### Problems
**a.** In the Volkswagen GLI review, which parts does the current GLI share with the GTI? List every one.
**b.** Answer these questions about the Volkswagen GLI review:
(i) What is the price of the GLI?
(ii) How many miles did the 1989 Mark 2 Jetta GLI Helios edition have?
(iii) What fuel economy does the 2.0-liter turbocharged engine achieve?
**c.** Can you update the Volkswagen GLI review from "Phil Floraday, Senior" to "and brake upgrades." so that "sweet spot" reads "right spot"?

=== Text shown ===

2009 Volkswagen GLI

With the subtle upgrades the Volkswagen GTI saw for 2010, I was expecting a little more from the Jetta GLI. The GLI may sound like a sedan version of the hot GTI, but it’s saddled with the Jetta’s rather squishy suspension and brakes. I still love any VW/Audi car powered by the 2.0T engine, although my love isn’t quite as strong when the rest of the vehicle doesn’t live up to what the engine can do.

I suppose that the softer suspension widens the appeal of a car like the GLI, which would otherwise sell in even lower numbers than it already does. VW also has a strong aftermarket following, so it isn’t unreasonable to assume there’s a suspension kit that can be ordered to improve the car’s handling with relative ease.

I was most impressed by Volkswagen’s new navigation unit. The display is very crisp and the font looks quite modern, which is a huge contrast to the rather cheap-looking standard radio we had in our Four Seasons Jetta TDI. The GLI’s unit can also give warnings about congested roadways, but the warnings it gave me didn’t make much sense, as traffic was still moving around 80 mph where it indicated congestion.

Phil Floraday, Senior Online Editor

A few thousand dollars can make all the difference in the sport-compact segment. Whereas the GTI hits the sweet spot for about $24,000, this GLI and its less impressive suspension doesn’t make that strong case for itself at $25,470. Not when you can get a more frenetic Honda Civic Si sedan for less money.

OK, so not everyone is looking to squeeze every last drop of performance out of their dollar, and the GLI does excel in other areas, such as refinement, comfort, and practicality (check out its huge trunk). But if that’s what you’re after, why not opt for a Jetta TDI? The oil-burning Jetta offers just as many grins behind the wheel as this GLI — don’t let those acceleration figures fool you — and has the added benefit of stellar fuel economy. I’d also add that it’s available for 2010 with all the GLI’s suspension and brake upgrades.

David Zenlea, Assistant Editor

I’ve always had respect for the Volkswagen Jetta GLI, probably because my first car was a 1989 Mark 2 Jetta GLI Helios edition. It had a dark blue exterior with color-matched fifteen-inch BBS wheels, a bright blue interior with Recaro seats, and a 1.8L 16V four-cylinder engine with 180,000 miles. An aftermarket exhaust and a lead foot resulted in the car’s nickname “German Thunder” from my high-school buddies, but enough about me.

The fifth-generation GLI is a much more laidback car with far less in-your-face styling. It is completely opposite of the Mark 4 GLI that featured a factory body kit, lowering springs, and bright silver eighteen-inch BBS wheels. The current GLI shares many parts with its GTI blood relative, including the wheels, brakes, 2.0-liter turbocharged engine, and six-speed manual transmission or optional DSG dual-clutch automatic. A lot of praise has been given to this engine and rightfully so; it’s an absolute workhorse. It provides great torque off the line and has enough high-end power to slice through traffic on the freeway, all while getting 31 mpg. Our test unit is equipped with the six-speed manual transmission and has very good clutch takeup, much heavier feel than our recently departed Four Seasons Jetta TDI. The interior is nicely situated and is very user-friendly.

=== Information given ===

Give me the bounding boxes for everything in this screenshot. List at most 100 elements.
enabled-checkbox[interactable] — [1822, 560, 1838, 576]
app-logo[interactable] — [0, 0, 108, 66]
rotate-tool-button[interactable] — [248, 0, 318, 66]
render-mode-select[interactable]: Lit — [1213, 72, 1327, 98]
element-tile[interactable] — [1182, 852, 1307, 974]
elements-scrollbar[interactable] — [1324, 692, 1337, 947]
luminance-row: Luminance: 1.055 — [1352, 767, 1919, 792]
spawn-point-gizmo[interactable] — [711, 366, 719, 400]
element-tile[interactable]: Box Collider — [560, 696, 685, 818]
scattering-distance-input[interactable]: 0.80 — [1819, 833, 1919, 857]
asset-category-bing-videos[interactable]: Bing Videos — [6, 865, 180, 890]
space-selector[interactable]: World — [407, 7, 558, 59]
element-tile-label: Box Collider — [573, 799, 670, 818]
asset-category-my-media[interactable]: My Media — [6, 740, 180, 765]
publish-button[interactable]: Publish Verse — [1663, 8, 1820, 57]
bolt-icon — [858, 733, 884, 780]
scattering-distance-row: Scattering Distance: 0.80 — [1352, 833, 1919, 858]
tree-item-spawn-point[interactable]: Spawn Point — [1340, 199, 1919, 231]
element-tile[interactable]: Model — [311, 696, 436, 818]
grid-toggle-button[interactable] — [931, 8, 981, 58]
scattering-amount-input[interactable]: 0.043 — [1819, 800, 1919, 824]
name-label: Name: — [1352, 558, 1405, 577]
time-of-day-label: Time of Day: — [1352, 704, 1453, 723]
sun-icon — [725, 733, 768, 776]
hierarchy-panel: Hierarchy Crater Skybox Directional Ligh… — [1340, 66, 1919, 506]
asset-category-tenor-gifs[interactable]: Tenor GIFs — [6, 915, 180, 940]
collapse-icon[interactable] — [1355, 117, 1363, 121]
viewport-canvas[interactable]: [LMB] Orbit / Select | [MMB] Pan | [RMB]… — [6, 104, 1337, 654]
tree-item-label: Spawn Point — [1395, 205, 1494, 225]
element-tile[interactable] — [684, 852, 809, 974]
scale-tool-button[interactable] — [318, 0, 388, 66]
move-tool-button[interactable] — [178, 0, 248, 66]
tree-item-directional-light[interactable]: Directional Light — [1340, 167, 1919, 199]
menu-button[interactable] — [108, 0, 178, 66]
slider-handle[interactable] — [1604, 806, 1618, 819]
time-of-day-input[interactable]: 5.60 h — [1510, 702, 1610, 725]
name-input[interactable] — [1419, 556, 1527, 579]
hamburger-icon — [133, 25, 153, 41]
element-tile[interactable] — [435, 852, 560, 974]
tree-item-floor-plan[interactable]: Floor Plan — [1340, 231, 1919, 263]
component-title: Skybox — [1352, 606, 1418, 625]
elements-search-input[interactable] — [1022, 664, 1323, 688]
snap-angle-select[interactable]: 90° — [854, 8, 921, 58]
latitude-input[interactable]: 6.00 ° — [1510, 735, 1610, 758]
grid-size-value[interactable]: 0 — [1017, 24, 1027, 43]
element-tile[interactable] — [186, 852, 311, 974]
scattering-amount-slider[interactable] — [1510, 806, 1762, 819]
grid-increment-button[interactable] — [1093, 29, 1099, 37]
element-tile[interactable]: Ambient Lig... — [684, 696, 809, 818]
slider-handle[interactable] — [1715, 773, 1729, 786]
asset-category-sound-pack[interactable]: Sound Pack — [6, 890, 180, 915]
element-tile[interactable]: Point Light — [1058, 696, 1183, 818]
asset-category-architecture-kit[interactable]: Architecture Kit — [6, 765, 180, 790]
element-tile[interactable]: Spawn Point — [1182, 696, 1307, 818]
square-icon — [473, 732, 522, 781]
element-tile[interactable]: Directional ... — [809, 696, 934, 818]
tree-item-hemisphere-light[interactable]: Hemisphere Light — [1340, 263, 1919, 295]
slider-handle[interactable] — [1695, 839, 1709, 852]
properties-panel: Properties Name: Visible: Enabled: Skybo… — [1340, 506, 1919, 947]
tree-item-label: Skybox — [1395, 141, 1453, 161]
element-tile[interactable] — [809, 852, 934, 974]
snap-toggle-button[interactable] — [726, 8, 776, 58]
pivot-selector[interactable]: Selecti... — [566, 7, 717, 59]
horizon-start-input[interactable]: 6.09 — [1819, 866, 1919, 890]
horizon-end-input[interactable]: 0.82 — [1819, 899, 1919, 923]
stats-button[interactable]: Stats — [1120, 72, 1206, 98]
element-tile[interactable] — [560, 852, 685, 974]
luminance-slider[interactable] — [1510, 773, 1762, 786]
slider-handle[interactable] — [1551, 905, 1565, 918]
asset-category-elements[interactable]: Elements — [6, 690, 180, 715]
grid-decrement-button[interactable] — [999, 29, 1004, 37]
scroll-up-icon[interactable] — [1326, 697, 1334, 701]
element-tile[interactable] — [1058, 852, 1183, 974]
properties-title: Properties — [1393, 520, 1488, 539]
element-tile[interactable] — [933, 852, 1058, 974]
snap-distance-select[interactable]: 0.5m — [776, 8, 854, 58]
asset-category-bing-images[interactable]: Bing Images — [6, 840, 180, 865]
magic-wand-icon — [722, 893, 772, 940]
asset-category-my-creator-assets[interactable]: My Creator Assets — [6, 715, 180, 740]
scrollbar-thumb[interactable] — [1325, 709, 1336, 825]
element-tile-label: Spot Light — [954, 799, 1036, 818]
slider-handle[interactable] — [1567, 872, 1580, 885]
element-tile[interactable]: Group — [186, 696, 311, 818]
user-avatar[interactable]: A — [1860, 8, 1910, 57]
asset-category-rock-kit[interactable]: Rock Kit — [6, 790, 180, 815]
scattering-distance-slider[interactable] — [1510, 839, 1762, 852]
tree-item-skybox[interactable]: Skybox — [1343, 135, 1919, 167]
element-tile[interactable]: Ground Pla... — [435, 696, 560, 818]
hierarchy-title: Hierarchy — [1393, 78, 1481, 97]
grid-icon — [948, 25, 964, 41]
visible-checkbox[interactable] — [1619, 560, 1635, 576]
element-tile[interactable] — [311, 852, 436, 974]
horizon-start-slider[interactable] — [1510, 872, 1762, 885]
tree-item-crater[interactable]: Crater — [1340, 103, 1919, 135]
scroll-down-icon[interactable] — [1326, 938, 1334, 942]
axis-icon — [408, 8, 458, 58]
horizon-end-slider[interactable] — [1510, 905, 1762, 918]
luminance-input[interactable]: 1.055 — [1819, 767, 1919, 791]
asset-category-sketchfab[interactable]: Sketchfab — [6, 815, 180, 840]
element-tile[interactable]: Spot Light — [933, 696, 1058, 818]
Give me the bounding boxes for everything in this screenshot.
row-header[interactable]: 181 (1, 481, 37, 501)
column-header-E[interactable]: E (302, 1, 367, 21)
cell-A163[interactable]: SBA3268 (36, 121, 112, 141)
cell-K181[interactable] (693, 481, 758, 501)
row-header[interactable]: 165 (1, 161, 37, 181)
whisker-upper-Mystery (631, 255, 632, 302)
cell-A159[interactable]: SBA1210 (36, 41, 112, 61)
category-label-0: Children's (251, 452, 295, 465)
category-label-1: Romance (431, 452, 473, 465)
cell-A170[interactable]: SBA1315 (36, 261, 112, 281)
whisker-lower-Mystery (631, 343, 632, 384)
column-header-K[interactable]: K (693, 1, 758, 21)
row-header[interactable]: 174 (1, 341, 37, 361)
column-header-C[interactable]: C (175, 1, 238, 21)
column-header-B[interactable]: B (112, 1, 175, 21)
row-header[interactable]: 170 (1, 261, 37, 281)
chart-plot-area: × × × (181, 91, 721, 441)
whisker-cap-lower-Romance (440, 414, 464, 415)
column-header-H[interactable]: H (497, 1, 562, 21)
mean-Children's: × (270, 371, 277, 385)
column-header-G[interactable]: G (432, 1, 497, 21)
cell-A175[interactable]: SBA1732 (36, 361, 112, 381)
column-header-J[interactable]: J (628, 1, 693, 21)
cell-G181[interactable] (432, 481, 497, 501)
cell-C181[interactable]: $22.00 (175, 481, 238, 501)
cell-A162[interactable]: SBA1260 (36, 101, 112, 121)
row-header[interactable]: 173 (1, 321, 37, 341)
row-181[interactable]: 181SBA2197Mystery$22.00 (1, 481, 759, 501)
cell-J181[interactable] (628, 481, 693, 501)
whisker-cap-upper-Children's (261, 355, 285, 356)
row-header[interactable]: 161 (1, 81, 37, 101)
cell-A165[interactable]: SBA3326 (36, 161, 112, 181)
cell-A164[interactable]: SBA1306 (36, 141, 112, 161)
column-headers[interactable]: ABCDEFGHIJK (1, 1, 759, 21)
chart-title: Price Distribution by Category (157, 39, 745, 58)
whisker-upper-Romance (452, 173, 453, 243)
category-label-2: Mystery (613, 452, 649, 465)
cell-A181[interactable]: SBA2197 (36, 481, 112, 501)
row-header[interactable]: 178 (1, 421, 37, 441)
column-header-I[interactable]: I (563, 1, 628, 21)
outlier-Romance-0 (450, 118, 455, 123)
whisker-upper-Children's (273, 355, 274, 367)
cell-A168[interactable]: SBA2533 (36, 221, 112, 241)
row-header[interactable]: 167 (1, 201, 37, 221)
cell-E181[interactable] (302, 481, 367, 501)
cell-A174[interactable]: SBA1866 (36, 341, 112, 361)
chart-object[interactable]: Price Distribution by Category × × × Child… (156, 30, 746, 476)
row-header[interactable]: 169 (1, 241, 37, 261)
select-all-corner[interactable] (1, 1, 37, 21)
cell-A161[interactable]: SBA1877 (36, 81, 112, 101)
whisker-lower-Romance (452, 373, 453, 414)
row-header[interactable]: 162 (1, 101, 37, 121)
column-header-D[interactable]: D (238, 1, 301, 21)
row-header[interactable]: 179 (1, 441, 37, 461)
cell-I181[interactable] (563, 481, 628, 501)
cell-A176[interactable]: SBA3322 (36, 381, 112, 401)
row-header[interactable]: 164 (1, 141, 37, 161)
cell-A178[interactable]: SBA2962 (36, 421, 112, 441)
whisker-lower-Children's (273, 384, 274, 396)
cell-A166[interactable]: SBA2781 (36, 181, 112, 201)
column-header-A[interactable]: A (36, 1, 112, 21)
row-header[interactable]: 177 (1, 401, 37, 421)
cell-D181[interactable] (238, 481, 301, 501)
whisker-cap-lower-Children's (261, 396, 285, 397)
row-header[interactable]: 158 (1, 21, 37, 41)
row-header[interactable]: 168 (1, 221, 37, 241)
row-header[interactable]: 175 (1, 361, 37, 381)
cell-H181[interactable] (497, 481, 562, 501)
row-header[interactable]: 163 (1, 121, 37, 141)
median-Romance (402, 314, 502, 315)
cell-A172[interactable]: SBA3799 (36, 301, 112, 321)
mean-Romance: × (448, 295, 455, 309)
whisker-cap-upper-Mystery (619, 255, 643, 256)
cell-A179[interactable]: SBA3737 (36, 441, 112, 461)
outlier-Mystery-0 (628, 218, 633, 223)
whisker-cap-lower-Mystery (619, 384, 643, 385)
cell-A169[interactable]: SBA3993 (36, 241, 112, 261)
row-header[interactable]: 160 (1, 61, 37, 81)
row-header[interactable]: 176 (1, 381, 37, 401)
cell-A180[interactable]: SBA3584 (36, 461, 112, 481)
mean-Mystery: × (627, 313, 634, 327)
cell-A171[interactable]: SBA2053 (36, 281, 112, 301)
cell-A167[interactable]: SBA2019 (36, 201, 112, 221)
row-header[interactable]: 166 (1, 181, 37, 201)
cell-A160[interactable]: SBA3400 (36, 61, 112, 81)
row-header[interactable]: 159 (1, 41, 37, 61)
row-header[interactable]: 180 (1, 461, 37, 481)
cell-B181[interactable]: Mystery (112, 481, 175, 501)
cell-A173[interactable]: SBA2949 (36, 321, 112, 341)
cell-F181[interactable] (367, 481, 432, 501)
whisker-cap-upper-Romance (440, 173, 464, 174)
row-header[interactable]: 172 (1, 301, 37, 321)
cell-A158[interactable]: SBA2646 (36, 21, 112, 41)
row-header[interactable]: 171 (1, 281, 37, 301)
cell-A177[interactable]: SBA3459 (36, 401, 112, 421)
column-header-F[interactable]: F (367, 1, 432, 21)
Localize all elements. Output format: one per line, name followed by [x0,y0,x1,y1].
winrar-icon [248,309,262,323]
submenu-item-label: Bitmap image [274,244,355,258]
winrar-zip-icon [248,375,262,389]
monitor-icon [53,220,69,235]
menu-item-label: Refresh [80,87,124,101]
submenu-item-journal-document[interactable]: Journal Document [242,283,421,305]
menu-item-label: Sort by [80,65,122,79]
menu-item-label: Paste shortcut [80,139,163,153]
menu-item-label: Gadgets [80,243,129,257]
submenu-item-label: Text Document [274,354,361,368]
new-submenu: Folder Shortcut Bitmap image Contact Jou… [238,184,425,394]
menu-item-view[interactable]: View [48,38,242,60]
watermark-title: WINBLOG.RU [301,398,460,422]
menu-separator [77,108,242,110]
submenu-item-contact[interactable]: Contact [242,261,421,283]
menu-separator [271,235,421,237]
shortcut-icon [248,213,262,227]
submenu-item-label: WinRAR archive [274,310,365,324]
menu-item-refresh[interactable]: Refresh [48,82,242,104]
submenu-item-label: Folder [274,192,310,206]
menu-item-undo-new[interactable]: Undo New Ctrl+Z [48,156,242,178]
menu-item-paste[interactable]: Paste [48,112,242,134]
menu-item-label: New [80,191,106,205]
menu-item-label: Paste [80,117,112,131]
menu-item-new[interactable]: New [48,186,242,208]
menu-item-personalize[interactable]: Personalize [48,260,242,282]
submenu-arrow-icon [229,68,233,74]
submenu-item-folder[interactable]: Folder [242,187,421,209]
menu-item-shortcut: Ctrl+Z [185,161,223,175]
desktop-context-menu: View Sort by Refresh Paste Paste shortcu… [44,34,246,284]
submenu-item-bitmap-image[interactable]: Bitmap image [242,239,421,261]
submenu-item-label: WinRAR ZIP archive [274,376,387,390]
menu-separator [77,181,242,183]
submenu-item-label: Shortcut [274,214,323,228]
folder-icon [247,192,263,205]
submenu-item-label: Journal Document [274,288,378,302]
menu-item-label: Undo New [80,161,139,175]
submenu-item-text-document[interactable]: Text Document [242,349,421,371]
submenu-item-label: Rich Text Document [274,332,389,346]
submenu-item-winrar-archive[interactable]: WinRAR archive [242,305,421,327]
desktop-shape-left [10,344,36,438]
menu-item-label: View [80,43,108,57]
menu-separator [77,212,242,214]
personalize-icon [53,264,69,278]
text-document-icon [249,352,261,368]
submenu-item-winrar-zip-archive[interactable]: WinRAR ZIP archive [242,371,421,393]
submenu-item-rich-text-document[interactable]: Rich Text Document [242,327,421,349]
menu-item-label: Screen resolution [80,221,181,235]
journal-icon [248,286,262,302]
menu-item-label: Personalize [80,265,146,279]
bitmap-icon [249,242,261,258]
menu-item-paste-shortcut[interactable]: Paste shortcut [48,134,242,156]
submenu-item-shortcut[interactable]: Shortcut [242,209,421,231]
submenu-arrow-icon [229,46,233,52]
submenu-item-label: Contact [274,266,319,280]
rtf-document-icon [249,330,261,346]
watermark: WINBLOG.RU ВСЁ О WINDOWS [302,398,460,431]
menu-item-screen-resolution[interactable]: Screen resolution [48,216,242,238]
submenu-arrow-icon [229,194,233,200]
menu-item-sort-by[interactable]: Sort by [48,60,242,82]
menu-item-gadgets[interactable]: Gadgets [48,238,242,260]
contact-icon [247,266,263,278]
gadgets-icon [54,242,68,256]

===

### Problem solutions
**a.**
- wheels
- brakes
- 2.0-liter turbocharged engine
- six-speed manual transmission or optional DSG dual-clutch automatic

**b.**
(i) $25,470
(ii) 180,000 miles
(iii) 31 mpg

**c.**
Phil Floraday, Senior Online Editor

A few thousand dollars can make all the difference in the sport-compact segment. Whereas the GTI hits the right spot for about $24,000, this GLI and its less impressive suspension doesn’t make that strong case for itself at $25,470. Not when you can get a more frenetic Honda Civic Si sedan for less money.

OK, so not everyone is looking to squeeze every last drop of performance out of their dollar, and the GLI does excel in other areas, such as refinement, comfort, and practicality (check out its huge trunk). But if that’s what you’re after, why not opt for a Jetta TDI? The oil-burning Jetta offers just as many grins behind the wheel as this GLI — don’t let those acceleration figures fool you — and has the added benefit of stellar fuel economy. I’d also add that it’s available for 2010 with all the GLI’s suspension and brake upgrades.